**Short task a:** In the rows starting at the line containing "legend: 1990 2006 2022 [434, 99, 772, 116]" and ending at the line containing "stat-share-text: de la", swap "y-tick-label" for "axis-label" and give those lines back with nothing else changed.

### Text shown

CarSuspensionDemo and tank movement

[Norbo]

For a back wheel in the SuspensionCarDemo:
1) PointOnLineJoint keeps the wheel's center aligned with the suspension line, which is attached to the body.
2) LinearAxisLimit stops the wheel from traveling too high or too low along the suspension axis.
3) LinearAxisMotor, configured in servo mode, tries to move the wheel away from the body along the suspension axis. It is the suspension's spring.
4) RevoluteAngularJoint constrains the rotation of the wheel entity to be around the proper axis perpendicular to the suspension.

For a front wheel with steering, 1, 2, and 3 are the same, but the angular joint is different:
4) Instead of a RevoluteAngularJoint, a SwivelHingeAngularJoint is used to constrain the wheel. A RevoluteAngularJoint constrains 2 angular degrees of freedom and leaves one free. A SwivelHingeAngularJoint constrains 1 degree of freedom and leaves two free. Imagine a fancy laptop with a screen that can open and close like usual, but can also rotate to face backward. A visualization can be found in the Joints and Constraints documentation under the name SwivelHingeJoint (a SwivelHingeJoint is a BallSocketJoint and SwivelHingeAngularJoint).
5) A RevoluteMotor with a powered axis pointing out of the side of the wheel makes the wheel spin.
6) A RevoluteMotor with axis aligned with the suspension controls the facing direction of the wheel.
7) A RevoluteLimit stops the wheel from rotating outside of its maximum turn angles. This is sort of redundant with the steering RevoluteMotor, but it's useful because the RevoluteMotor alone tends to have issues holding the wheels straight when at full speed and subjected to large forces.
8) Finally, the two front wheels are constrained together with a RevoluteAngularJoint. It permits the wheels to rotate at different speeds, but otherwise strives to keep them attached to the car with the same rotation. This helps stability in some cases. (Fun note: you could change this to a NoRotationJoint if you detect traction loss on one of the wheels to enable something like traction control. Instead of one wheel spinning out, its motor would power the other wheel. You wouldn't want to have this on all the time, though, because the wheels should rotate at different speeds in normal situations like turning)

[sergiusz308]

Thanks - this is very informative.

######
### Source material

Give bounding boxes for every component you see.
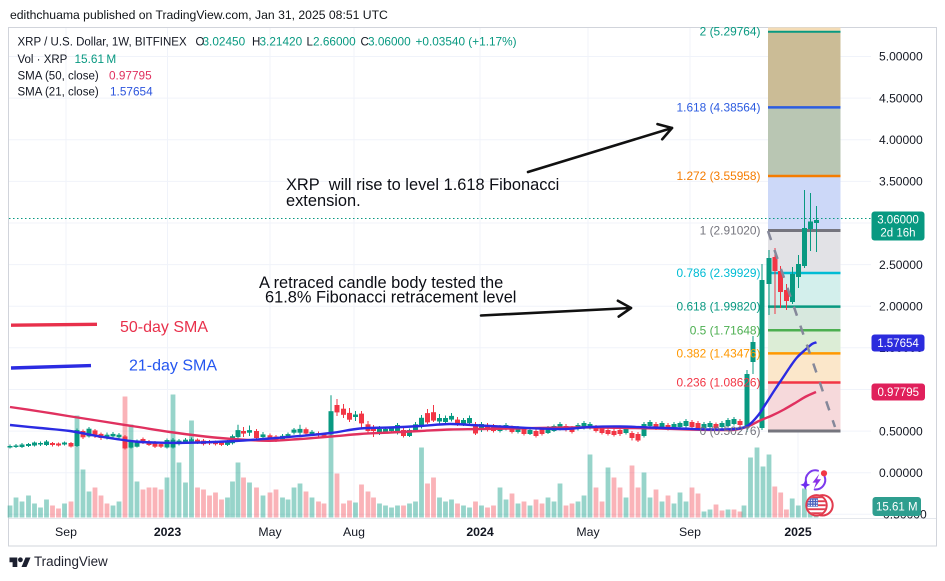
svg-text:edithchuama published on Tradi: edithchuama published on TradingView.com… xyxy=(10,8,388,22)
svg-text:2025: 2025 xyxy=(784,525,812,539)
svg-text:1.272 (3.55958): 1.272 (3.55958) xyxy=(677,169,761,183)
svg-text:4.00000: 4.00000 xyxy=(879,133,923,147)
svg-text:21-day SMA: 21-day SMA xyxy=(129,358,217,375)
svg-text:L: L xyxy=(307,37,314,49)
svg-text:3.02450: 3.02450 xyxy=(203,35,246,49)
svg-text:0.786 (2.39929): 0.786 (2.39929) xyxy=(677,266,761,280)
svg-text:0.50000: 0.50000 xyxy=(879,424,923,438)
svg-text:0.97795: 0.97795 xyxy=(109,69,152,83)
svg-text:A retraced candle body tested: A retraced candle body tested the xyxy=(259,274,503,292)
svg-text:3.06000: 3.06000 xyxy=(877,215,919,227)
svg-text:H: H xyxy=(252,37,260,49)
svg-text:2d 16h: 2d 16h xyxy=(880,228,915,240)
svg-text:Sep: Sep xyxy=(679,525,701,539)
svg-text:O: O xyxy=(196,37,205,49)
svg-text:0.5 (1.71648): 0.5 (1.71648) xyxy=(690,323,761,337)
svg-text:5.00000: 5.00000 xyxy=(879,50,923,64)
svg-text:1 (2.91020): 1 (2.91020) xyxy=(700,224,761,238)
svg-text:4.50000: 4.50000 xyxy=(879,91,923,105)
svg-text:Sep: Sep xyxy=(55,525,77,539)
svg-text:Aug: Aug xyxy=(343,525,365,539)
svg-text:0.00000: 0.00000 xyxy=(879,466,923,480)
svg-text:Vol · XRP: Vol · XRP xyxy=(18,54,68,66)
svg-text:extension.: extension. xyxy=(286,192,361,210)
svg-text:0.382 (1.43476): 0.382 (1.43476) xyxy=(677,346,761,360)
svg-text:0 (0.50276): 0 (0.50276) xyxy=(700,424,761,438)
svg-text:1.618 (4.38564): 1.618 (4.38564) xyxy=(677,100,761,114)
svg-text:50-day SMA: 50-day SMA xyxy=(120,319,208,336)
svg-text:TradingView: TradingView xyxy=(34,554,108,569)
svg-text:0.236 (1.08626): 0.236 (1.08626) xyxy=(677,376,761,390)
svg-text:0.97795: 0.97795 xyxy=(877,387,919,399)
svg-text:0.618 (1.99820): 0.618 (1.99820) xyxy=(677,300,761,314)
svg-text:3.06000: 3.06000 xyxy=(368,35,411,49)
svg-text:+0.03540 (+1.17%): +0.03540 (+1.17%) xyxy=(416,35,517,49)
svg-text:1.57654: 1.57654 xyxy=(877,338,919,350)
svg-text:XRP will rise to level 1.618: XRP will rise to level 1.618 Fibonacci xyxy=(286,176,559,194)
svg-text:3.50000: 3.50000 xyxy=(879,175,923,189)
svg-text:15.61 M: 15.61 M xyxy=(876,502,918,514)
svg-text:May: May xyxy=(258,525,282,539)
svg-text:SMA (21, close): SMA (21, close) xyxy=(18,87,99,99)
svg-text:3.21420: 3.21420 xyxy=(260,35,303,49)
svg-text:XRP / U.S. Dollar, 1W, BITFINE: XRP / U.S. Dollar, 1W, BITFINEX xyxy=(18,37,187,49)
svg-text:1.57654: 1.57654 xyxy=(110,85,153,99)
svg-text:2024: 2024 xyxy=(466,525,494,539)
svg-text:2023: 2023 xyxy=(154,525,182,539)
svg-text:61.8% Fibonacci retracement le: 61.8% Fibonacci retracement level xyxy=(265,289,516,307)
svg-text:SMA (50, close): SMA (50, close) xyxy=(18,71,99,83)
svg-text:2.00000: 2.00000 xyxy=(879,299,923,313)
svg-text:C: C xyxy=(361,37,369,49)
svg-text:2.66000: 2.66000 xyxy=(313,35,356,49)
svg-text:15.61 M: 15.61 M xyxy=(75,52,117,66)
svg-text:2 (5.29764): 2 (5.29764) xyxy=(700,25,761,39)
svg-text:May: May xyxy=(576,525,600,539)
svg-text:2.50000: 2.50000 xyxy=(879,258,923,272)
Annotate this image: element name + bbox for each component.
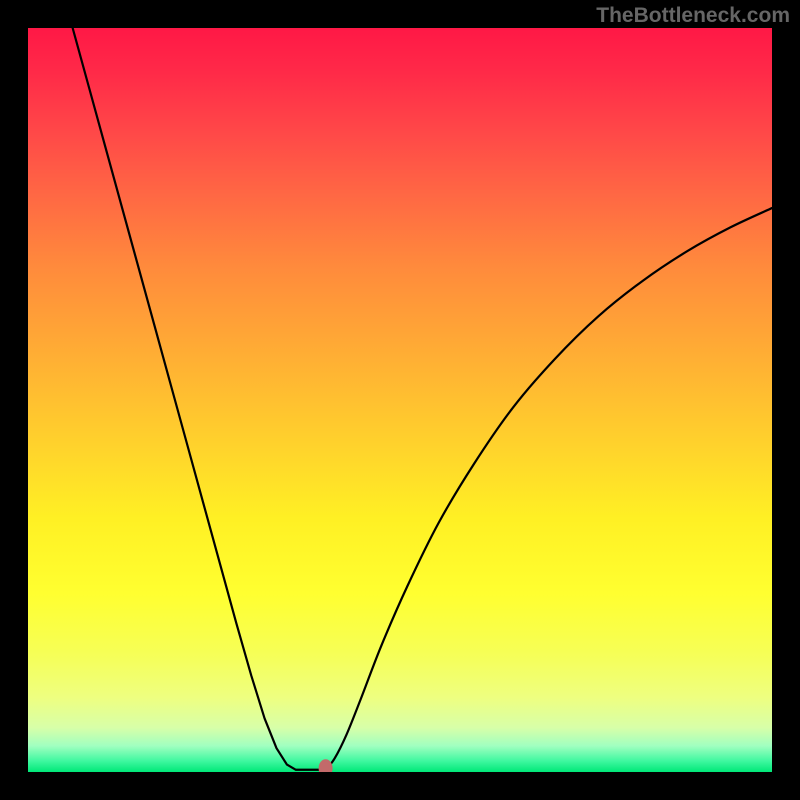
plot-area (28, 28, 772, 772)
gradient-rect (28, 28, 772, 772)
watermark-text: TheBottleneck.com (596, 4, 790, 28)
plot-svg (28, 28, 772, 772)
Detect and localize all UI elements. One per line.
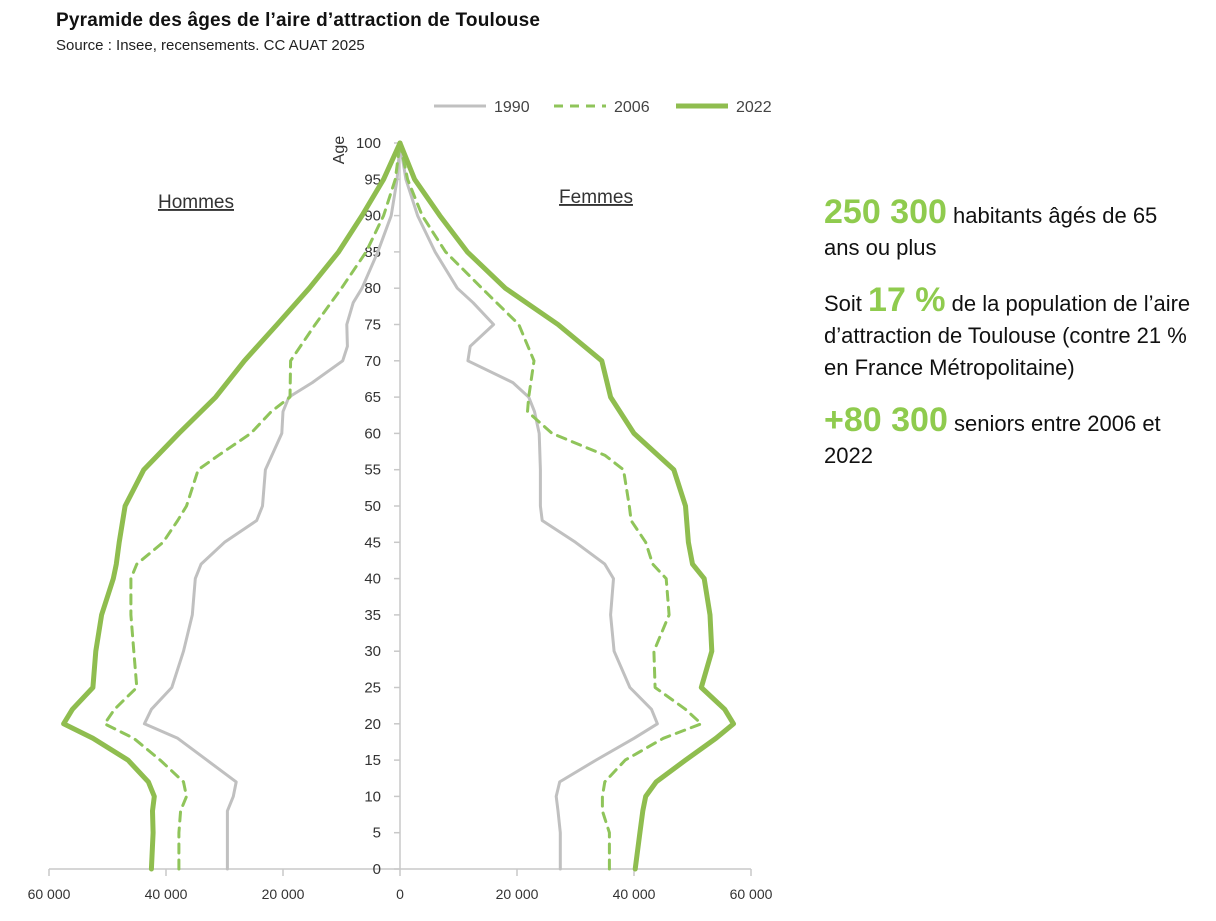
legend: 1990 2006 2022 [434, 99, 772, 116]
y-tick-label: 45 [364, 534, 381, 551]
chart-source: Source : Insee, recensements. CC AUAT 20… [56, 37, 365, 54]
stat-share-prefix: Soit [824, 291, 869, 316]
y-tick-label: 75 [364, 317, 381, 334]
key-figures-panel: 250 300 habitants âgés de 65 ans ou plus… [824, 193, 1194, 492]
series-1990-femmes [398, 141, 659, 871]
label-hommes: Hommes [158, 192, 234, 213]
series-2006-femmes [398, 141, 703, 871]
stat-seniors-share: Soit 17 % de la population de l’aire d’a… [824, 281, 1194, 384]
stat-share-text: de la population de l’aire d’attraction … [824, 291, 1191, 380]
y-tick-label: 60 [364, 425, 381, 442]
series-1990-hommes [142, 141, 402, 871]
stat-seniors-text: habitants âgés de 65 ans ou plus [824, 203, 1158, 260]
x-tick-label: 40 000 [145, 886, 188, 902]
stat-seniors-value: 250 300 [824, 193, 947, 231]
y-tick-label: 35 [364, 607, 381, 624]
legend-label-2006: 2006 [614, 99, 650, 116]
stat-growth-text: seniors entre 2006 et 2022 [824, 411, 1161, 468]
x-tick-label: 40 000 [613, 886, 656, 902]
y-tick-label: 70 [364, 353, 381, 370]
y-tick-label: 55 [364, 462, 381, 479]
y-tick-label: 40 [364, 571, 381, 588]
y-axis-label: Age [331, 136, 348, 165]
y-tick-label: 0 [373, 861, 381, 878]
x-tick-label: 0 [396, 886, 404, 902]
series-layer [61, 140, 736, 872]
population-pyramid-chart: 60 000 40 000 20 000 0 20 000 40 000 60 000 0 5 1… [28, 99, 773, 902]
stat-seniors-growth: +80 300 seniors entre 2006 et 2022 [824, 401, 1194, 472]
y-tick-label: 100 [356, 135, 381, 152]
y-tick-label: 65 [364, 389, 381, 406]
axis-layer: 60 000 40 000 20 000 0 20 000 40 000 60 000 0 5 1… [28, 135, 773, 902]
stat-seniors-count: 250 300 habitants âgés de 65 ans ou plus [824, 193, 1194, 264]
y-tick-label: 50 [364, 498, 381, 515]
stat-share-value: 17 % [868, 281, 946, 319]
chart-title: Pyramide des âges de l’aire d’attraction… [56, 10, 541, 31]
y-tick-label: 80 [364, 280, 381, 297]
y-tick-label: 25 [364, 680, 381, 697]
y-tick-label: 95 [364, 171, 381, 188]
legend-label-1990: 1990 [494, 99, 530, 116]
series-2022-femmes [397, 140, 736, 872]
x-tick-label: 20 000 [262, 886, 305, 902]
y-tick-label: 30 [364, 643, 381, 660]
series-2006-hommes [103, 141, 402, 871]
y-tick-label: 20 [364, 716, 381, 733]
y-tick-label: 90 [364, 208, 381, 225]
series-2022-hommes [61, 140, 403, 872]
x-tick-label: 60 000 [730, 886, 773, 902]
legend-label-2022: 2022 [736, 99, 772, 116]
y-tick-label: 10 [364, 788, 381, 805]
label-femmes: Femmes [559, 187, 633, 208]
x-tick-label: 20 000 [496, 886, 539, 902]
y-tick-label: 15 [364, 752, 381, 769]
stat-growth-value: +80 300 [824, 401, 948, 439]
x-tick-label: 60 000 [28, 886, 71, 902]
y-tick-label: 5 [373, 825, 381, 842]
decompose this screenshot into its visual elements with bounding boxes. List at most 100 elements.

######

**Short task b:**
Using the thread on the suspension demo, answer these questions:
(i) Which joint keeps a back wheel's center aligned with the suspension line?
(ii) How many degrees of freedom does a SwivelHingeAngularJoint constrain?
(iii) What joint constrains the two front wheels together?

**Written reply a:**
legend: 1990 2006 2022 [434, 99, 772, 116]
axis-label: 45 [364, 534, 381, 551]
chart-source: Source : Insee, recensements. CC AUAT 20… [56, 37, 365, 54]
stat-share-prefix: Soit [824, 291, 869, 316]
axis-label: 75 [364, 317, 381, 334]
key-figures-panel: 250 300 habitants âgés de 65 ans ou plus… [824, 193, 1194, 492]
series-1990-femmes [398, 141, 659, 871]
label-hommes: Hommes [158, 192, 234, 213]
series-2006-femmes [398, 141, 703, 871]
stat-seniors-share: Soit 17 % de la population de l’aire d’a… [824, 281, 1194, 384]
stat-share-text: de la population de l’aire d’attraction … [824, 291, 1191, 380]

**Written reply b:**
(i) PointOnLineJoint
(ii) One
(iii) A RevoluteAngularJoint